GOAL OF THE EXERCISE.
Go through the listing below and list every line with "name".

Rows from a figure dataset:
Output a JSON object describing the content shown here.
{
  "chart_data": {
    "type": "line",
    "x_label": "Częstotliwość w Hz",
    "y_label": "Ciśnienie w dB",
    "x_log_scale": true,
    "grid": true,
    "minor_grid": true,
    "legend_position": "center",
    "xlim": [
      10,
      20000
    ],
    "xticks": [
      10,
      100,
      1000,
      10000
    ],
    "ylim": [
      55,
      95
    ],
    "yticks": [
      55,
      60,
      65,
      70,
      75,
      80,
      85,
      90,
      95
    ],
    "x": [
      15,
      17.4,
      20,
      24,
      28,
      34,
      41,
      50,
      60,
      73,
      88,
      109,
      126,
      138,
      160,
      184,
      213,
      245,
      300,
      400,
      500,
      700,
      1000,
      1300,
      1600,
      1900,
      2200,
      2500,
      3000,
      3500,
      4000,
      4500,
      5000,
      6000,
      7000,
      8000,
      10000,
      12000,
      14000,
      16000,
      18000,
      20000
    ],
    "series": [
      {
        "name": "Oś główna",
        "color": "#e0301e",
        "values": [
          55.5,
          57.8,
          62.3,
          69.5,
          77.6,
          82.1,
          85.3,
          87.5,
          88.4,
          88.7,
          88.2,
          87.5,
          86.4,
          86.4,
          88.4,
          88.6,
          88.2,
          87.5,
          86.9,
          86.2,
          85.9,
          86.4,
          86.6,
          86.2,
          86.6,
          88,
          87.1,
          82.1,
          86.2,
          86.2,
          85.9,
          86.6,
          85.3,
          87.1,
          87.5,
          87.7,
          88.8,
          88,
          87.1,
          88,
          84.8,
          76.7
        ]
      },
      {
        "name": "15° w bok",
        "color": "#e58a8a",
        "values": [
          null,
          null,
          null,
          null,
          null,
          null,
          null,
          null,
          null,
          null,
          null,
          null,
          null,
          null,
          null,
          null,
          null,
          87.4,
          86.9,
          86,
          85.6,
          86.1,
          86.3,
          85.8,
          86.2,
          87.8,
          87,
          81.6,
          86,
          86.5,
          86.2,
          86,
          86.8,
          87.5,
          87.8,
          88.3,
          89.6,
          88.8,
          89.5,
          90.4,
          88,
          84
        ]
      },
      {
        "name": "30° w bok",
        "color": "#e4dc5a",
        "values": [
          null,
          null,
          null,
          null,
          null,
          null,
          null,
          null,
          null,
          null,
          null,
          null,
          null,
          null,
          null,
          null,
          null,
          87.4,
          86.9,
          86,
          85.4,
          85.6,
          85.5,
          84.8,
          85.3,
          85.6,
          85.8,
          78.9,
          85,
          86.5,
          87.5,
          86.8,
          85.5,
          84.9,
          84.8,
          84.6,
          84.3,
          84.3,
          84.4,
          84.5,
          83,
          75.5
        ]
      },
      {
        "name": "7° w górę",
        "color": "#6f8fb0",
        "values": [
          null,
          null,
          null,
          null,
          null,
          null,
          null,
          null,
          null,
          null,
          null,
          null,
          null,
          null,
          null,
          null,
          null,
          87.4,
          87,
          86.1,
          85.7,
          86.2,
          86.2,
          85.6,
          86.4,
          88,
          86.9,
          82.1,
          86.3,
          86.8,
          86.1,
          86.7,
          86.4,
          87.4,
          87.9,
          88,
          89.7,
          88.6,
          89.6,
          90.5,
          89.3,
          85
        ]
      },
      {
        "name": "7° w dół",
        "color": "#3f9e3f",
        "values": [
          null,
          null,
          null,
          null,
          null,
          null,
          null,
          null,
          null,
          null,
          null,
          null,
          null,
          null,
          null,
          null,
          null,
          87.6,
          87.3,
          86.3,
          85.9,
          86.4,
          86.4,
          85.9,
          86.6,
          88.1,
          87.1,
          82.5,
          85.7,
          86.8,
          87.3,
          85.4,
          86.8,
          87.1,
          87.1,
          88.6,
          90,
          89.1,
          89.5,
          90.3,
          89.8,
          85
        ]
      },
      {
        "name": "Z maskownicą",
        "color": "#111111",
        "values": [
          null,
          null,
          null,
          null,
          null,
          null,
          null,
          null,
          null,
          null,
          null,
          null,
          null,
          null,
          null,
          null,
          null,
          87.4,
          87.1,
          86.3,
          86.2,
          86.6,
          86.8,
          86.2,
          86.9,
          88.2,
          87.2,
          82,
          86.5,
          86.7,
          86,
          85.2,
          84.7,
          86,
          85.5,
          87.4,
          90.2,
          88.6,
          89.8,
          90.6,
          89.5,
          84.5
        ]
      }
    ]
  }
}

SOLUTION BELOW.
        "name": "Oś główna",
        "name": "15° w bok",
        "name": "30° w bok",
        "name": "7° w górę",
        "name": "7° w dół",
        "name": "Z maskownicą",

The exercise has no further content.